→ THE EXERCISE:
Return all of the entries exactly, with nothing added or left out.

→ PROVIDED RECORDS:

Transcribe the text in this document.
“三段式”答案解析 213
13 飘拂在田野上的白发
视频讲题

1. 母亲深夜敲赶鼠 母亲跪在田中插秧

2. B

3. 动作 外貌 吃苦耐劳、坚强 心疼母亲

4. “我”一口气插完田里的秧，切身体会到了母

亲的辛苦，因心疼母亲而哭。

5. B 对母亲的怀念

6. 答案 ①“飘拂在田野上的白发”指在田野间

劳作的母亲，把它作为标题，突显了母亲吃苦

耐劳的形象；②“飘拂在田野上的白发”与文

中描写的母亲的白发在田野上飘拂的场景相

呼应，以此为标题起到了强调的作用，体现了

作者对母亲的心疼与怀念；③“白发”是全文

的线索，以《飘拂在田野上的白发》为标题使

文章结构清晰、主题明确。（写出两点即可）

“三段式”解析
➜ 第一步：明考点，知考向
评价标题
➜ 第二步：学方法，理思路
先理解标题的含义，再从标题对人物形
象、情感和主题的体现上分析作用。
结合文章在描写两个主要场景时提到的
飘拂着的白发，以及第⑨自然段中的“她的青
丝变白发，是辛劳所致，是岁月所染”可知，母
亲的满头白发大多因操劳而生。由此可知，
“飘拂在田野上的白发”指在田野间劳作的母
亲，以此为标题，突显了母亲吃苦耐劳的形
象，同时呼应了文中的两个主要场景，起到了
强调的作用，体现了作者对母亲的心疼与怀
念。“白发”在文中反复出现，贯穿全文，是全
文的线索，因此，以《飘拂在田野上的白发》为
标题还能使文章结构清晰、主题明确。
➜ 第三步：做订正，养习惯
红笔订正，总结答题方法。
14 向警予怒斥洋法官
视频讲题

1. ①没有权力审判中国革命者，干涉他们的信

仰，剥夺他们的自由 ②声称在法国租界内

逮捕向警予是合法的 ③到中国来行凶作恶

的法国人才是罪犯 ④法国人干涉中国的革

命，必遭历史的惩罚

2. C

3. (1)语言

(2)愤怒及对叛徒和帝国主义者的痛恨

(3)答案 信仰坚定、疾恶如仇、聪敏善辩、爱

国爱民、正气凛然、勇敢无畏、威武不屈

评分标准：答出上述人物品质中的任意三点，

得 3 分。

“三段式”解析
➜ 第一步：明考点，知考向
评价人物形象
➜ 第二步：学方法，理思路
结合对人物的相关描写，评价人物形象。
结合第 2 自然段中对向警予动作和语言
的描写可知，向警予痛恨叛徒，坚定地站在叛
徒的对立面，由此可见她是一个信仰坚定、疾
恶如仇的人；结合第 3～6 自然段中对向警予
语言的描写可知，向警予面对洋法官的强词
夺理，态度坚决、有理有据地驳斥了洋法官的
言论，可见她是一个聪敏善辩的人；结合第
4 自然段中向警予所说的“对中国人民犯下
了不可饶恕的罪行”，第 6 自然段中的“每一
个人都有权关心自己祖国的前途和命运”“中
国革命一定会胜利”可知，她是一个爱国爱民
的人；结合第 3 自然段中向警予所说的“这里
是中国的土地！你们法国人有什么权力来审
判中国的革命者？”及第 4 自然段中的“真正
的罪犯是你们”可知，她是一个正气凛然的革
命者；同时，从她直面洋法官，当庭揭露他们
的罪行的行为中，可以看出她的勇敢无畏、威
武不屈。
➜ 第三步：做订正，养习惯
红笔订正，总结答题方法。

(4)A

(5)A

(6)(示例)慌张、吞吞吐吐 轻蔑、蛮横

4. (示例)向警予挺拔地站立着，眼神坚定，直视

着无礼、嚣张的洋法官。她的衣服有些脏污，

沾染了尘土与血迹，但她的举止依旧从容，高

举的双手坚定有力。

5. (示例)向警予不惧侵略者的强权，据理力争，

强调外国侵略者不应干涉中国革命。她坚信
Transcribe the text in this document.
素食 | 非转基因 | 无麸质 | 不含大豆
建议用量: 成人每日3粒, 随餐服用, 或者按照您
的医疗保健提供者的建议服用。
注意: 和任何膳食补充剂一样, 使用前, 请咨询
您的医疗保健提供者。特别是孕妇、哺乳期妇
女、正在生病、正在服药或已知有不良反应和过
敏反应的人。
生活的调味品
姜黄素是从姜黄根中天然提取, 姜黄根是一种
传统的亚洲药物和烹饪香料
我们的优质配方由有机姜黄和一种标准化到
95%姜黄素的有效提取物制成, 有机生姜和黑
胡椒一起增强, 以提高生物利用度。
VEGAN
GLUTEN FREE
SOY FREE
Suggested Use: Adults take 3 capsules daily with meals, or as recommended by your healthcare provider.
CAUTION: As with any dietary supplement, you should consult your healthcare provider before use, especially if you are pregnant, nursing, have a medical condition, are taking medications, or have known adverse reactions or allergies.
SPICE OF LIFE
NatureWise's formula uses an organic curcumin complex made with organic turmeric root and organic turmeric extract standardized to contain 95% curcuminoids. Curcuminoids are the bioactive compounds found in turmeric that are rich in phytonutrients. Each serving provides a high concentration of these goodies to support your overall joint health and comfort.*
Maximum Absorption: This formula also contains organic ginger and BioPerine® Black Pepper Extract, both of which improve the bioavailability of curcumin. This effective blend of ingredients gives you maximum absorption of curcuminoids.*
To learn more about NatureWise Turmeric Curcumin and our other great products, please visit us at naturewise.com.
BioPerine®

→ IN RESPONSE:
Transcribe the text in this document.
“三段式”答案解析 213
13 飘拂在田野上的白发
视频讲题

1. 母亲深夜敲赶鼠 母亲跪在田中插秧

2. B

3. 动作 外貌 吃苦耐劳、坚强 心疼母亲

4. “我”一口气插完田里的秧，切身体会到了母

亲的辛苦，因心疼母亲而哭。

5. B 对母亲的怀念

6. 答案 ①“飘拂在田野上的白发”指在田野间

劳作的母亲，把它作为标题，突显了母亲吃苦

耐劳的形象；②“飘拂在田野上的白发”与文

中描写的母亲的白发在田野上飘拂的场景相

呼应，以此为标题起到了强调的作用，体现了

作者对母亲的心疼与怀念；③“白发”是全文

的线索，以《飘拂在田野上的白发》为标题使

文章结构清晰、主题明确。（写出两点即可）

“三段式”解析
➜ 第一步：明考点，知考向
评价标题
➜ 第二步：学方法，理思路
先理解标题的含义，再从标题对人物形
象、情感和主题的体现上分析作用。
结合文章在描写两个主要场景时提到的
飘拂着的白发，以及第⑨自然段中的“她的青
丝变白发，是辛劳所致，是岁月所染”可知，母
亲的满头白发大多因操劳而生。由此可知，
“飘拂在田野上的白发”指在田野间劳作的母
亲，以此为标题，突显了母亲吃苦耐劳的形
象，同时呼应了文中的两个主要场景，起到了
强调的作用，体现了作者对母亲的心疼与怀
念。“白发”在文中反复出现，贯穿全文，是全
文的线索，因此，以《飘拂在田野上的白发》为
标题还能使文章结构清晰、主题明确。
➜ 第三步：做订正，养习惯
红笔订正，总结答题方法。
14 向警予怒斥洋法官
视频讲题

1. ①没有权力审判中国革命者，干涉他们的信

仰，剥夺他们的自由 ②声称在法国租界内

逮捕向警予是合法的 ③到中国来行凶作恶

的法国人才是罪犯 ④法国人干涉中国的革

命，必遭历史的惩罚

2. C

3. (1)语言

(2)愤怒及对叛徒和帝国主义者的痛恨

(3)答案 信仰坚定、疾恶如仇、聪敏善辩、爱

国爱民、正气凛然、勇敢无畏、威武不屈

评分标准：答出上述人物品质中的任意三点，

得 3 分。

“三段式”解析
➜ 第一步：明考点，知考向
评价人物形象
➜ 第二步：学方法，理思路
结合对人物的相关描写，评价人物形象。
结合第 2 自然段中对向警予动作和语言
的描写可知，向警予痛恨叛徒，坚定地站在叛
徒的对立面，由此可见她是一个信仰坚定、疾
恶如仇的人；结合第 3～6 自然段中对向警予
语言的描写可知，向警予面对洋法官的强词
夺理，态度坚决、有理有据地驳斥了洋法官的
言论，可见她是一个聪敏善辩的人；结合第
4 自然段中向警予所说的“对中国人民犯下
了不可饶恕的罪行”，第 6 自然段中的“每一
个人都有权关心自己祖国的前途和命运”“中
国革命一定会胜利”可知，她是一个爱国爱民
的人；结合第 3 自然段中向警予所说的“这里
是中国的土地！你们法国人有什么权力来审
判中国的革命者？”及第 4 自然段中的“真正
的罪犯是你们”可知，她是一个正气凛然的革
命者；同时，从她直面洋法官，当庭揭露他们
的罪行的行为中，可以看出她的勇敢无畏、威
武不屈。
➜ 第三步：做订正，养习惯
红笔订正，总结答题方法。

(4)A

(5)A

(6)(示例)慌张、吞吞吐吐 轻蔑、蛮横

4. (示例)向警予挺拔地站立着，眼神坚定，直视

着无礼、嚣张的洋法官。她的衣服有些脏污，

沾染了尘土与血迹，但她的举止依旧从容，高

举的双手坚定有力。

5. (示例)向警予不惧侵略者的强权，据理力争，

强调外国侵略者不应干涉中国革命。她坚信
Transcribe the text in this document.
素食 | 非转基因 | 无麸质 | 不含大豆
建议用量: 成人每日3粒, 随餐服用, 或者按照您
的医疗保健提供者的建议服用。
注意: 和任何膳食补充剂一样, 使用前, 请咨询
您的医疗保健提供者。特别是孕妇、哺乳期妇
女、正在生病、正在服药或已知有不良反应和过
敏反应的人。
生活的调味品
姜黄素是从姜黄根中天然提取, 姜黄根是一种
传统的亚洲药物和烹饪香料
我们的优质配方由有机姜黄和一种标准化到
95%姜黄素的有效提取物制成, 有机生姜和黑
胡椒一起增强, 以提高生物利用度。
VEGAN
GLUTEN FREE
SOY FREE
Suggested Use: Adults take 3 capsules daily with meals, or as recommended by your healthcare provider.
CAUTION: As with any dietary supplement, you should consult your healthcare provider before use, especially if you are pregnant, nursing, have a medical condition, are taking medications, or have known adverse reactions or allergies.
SPICE OF LIFE
NatureWise's formula uses an organic curcumin complex made with organic turmeric root and organic turmeric extract standardized to contain 95% curcuminoids. Curcuminoids are the bioactive compounds found in turmeric that are rich in phytonutrients. Each serving provides a high concentration of these goodies to support your overall joint health and comfort.*
Maximum Absorption: This formula also contains organic ginger and BioPerine® Black Pepper Extract, both of which improve the bioavailability of curcumin. This effective blend of ingredients gives you maximum absorption of curcuminoids.*
To learn more about NatureWise Turmeric Curcumin and our other great products, please visit us at naturewise.com.
BioPerine®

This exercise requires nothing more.